WHAT IS ASKED: Every line below that mentions the word "інститут" should be copied out.

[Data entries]
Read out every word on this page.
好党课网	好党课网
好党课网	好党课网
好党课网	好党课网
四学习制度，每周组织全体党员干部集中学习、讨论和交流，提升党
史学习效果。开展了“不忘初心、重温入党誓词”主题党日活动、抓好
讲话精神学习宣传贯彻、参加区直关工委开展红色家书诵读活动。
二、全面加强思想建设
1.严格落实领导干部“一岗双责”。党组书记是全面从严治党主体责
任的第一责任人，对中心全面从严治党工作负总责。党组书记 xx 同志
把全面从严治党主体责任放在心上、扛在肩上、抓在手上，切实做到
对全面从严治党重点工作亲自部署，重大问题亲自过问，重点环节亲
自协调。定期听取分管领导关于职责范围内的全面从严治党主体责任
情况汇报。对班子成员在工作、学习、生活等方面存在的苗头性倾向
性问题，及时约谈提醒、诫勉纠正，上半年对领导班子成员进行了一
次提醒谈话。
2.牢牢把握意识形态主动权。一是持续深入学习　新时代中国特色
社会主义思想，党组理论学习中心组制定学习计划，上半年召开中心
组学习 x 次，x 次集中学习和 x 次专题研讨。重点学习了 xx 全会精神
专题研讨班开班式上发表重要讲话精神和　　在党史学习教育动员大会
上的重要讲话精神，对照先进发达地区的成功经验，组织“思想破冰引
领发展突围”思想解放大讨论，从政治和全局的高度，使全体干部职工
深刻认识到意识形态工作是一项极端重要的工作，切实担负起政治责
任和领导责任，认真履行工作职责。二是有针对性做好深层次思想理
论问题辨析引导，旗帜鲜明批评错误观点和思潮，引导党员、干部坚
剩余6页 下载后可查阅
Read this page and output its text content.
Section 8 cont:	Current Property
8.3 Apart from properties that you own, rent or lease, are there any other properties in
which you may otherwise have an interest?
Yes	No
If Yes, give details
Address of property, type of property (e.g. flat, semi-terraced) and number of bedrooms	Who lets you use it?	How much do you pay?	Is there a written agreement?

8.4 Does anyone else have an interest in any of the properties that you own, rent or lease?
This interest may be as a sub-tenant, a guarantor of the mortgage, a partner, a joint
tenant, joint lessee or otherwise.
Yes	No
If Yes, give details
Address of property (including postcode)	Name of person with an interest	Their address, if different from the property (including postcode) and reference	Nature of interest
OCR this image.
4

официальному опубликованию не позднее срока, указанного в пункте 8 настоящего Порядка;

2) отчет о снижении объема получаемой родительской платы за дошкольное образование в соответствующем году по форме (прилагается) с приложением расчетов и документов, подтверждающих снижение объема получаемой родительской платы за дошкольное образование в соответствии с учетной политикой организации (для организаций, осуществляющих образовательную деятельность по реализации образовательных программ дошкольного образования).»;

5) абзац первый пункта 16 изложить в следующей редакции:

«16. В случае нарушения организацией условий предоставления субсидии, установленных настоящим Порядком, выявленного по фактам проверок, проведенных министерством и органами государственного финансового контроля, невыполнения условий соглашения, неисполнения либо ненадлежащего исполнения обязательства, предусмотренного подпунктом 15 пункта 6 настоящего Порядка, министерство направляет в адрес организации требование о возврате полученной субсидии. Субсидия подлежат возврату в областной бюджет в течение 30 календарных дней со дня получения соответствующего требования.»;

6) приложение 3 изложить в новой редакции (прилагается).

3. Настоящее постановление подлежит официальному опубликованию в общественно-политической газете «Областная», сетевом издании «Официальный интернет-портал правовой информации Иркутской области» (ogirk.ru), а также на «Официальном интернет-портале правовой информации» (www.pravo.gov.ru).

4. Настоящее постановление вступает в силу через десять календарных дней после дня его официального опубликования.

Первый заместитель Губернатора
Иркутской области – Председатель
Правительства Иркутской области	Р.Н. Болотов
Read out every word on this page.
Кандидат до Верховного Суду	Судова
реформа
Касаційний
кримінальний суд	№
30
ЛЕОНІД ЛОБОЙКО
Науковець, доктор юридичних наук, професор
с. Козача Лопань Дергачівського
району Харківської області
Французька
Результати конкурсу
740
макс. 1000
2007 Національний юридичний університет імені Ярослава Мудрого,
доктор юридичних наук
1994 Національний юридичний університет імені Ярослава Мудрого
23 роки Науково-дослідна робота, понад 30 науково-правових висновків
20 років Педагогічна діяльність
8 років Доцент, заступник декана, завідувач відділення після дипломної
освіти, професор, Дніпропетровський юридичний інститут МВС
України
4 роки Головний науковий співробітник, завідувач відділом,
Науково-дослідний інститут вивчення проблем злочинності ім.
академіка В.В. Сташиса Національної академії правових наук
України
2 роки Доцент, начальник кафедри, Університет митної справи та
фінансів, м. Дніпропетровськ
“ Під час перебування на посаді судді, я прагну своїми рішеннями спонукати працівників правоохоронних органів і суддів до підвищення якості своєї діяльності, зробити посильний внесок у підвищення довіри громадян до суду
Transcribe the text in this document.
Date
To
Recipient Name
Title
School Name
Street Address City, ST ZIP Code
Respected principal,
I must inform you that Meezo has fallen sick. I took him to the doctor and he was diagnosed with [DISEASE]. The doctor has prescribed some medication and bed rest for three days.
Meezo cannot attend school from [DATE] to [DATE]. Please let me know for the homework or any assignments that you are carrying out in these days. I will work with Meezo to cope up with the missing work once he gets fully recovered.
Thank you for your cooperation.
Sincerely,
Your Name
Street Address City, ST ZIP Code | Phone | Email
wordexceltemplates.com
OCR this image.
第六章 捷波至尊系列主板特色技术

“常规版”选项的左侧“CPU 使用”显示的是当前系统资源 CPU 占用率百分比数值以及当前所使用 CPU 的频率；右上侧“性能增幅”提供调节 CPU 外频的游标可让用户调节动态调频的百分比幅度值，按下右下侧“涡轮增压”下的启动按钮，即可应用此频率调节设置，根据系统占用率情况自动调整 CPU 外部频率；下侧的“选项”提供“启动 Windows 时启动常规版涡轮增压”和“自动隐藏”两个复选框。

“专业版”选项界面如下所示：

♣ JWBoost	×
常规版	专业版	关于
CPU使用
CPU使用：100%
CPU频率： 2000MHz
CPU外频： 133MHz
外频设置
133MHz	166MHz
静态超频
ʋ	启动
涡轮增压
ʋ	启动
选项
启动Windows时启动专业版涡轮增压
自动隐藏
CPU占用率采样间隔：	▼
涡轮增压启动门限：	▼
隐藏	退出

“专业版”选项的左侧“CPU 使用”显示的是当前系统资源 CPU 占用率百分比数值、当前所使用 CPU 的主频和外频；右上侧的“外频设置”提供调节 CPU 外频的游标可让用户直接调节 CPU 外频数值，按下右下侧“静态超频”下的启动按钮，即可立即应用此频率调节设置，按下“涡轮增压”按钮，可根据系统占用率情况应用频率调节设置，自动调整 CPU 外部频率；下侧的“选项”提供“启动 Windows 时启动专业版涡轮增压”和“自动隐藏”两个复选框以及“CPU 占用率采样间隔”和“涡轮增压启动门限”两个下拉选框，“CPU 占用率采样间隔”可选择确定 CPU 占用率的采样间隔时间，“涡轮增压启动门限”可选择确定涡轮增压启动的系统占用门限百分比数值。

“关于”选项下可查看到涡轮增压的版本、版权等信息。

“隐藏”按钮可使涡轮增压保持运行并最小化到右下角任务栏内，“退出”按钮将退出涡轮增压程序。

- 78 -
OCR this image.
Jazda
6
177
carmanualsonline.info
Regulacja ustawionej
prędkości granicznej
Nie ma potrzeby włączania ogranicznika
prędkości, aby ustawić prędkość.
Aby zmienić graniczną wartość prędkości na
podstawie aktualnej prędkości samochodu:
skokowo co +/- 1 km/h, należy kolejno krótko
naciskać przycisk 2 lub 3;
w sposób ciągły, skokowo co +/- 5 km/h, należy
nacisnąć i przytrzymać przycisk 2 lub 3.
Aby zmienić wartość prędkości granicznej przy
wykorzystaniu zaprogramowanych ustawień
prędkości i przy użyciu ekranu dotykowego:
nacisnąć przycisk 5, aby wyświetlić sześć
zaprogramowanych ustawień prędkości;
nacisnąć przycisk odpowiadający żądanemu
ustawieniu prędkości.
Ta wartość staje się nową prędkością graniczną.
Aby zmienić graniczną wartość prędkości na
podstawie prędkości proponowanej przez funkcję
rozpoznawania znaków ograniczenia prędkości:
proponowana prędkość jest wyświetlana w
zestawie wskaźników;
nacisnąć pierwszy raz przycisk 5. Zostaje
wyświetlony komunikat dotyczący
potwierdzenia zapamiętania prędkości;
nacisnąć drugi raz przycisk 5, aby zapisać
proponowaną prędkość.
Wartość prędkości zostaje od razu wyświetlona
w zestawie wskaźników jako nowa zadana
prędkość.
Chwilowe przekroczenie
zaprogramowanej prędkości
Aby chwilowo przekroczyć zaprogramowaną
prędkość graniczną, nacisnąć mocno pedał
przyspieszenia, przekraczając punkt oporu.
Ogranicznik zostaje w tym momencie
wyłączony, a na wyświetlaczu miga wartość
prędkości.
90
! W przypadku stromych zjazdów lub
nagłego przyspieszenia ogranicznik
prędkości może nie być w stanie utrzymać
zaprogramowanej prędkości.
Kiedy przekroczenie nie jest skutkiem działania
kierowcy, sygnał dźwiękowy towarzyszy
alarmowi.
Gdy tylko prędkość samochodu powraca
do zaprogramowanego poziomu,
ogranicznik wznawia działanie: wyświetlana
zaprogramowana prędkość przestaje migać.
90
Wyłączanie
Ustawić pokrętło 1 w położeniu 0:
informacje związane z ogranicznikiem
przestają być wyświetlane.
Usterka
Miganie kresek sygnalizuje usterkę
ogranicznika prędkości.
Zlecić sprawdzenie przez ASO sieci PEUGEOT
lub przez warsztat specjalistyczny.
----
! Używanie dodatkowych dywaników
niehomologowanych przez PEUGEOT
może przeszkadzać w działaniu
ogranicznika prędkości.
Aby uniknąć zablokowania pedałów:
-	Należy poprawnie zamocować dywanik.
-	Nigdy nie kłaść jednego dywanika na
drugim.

RESPONSE TO THIS TASK:
освіти, професор, Дніпропетровський юридичний інститут МВС
Науково-дослідний інститут вивчення проблем злочинності ім.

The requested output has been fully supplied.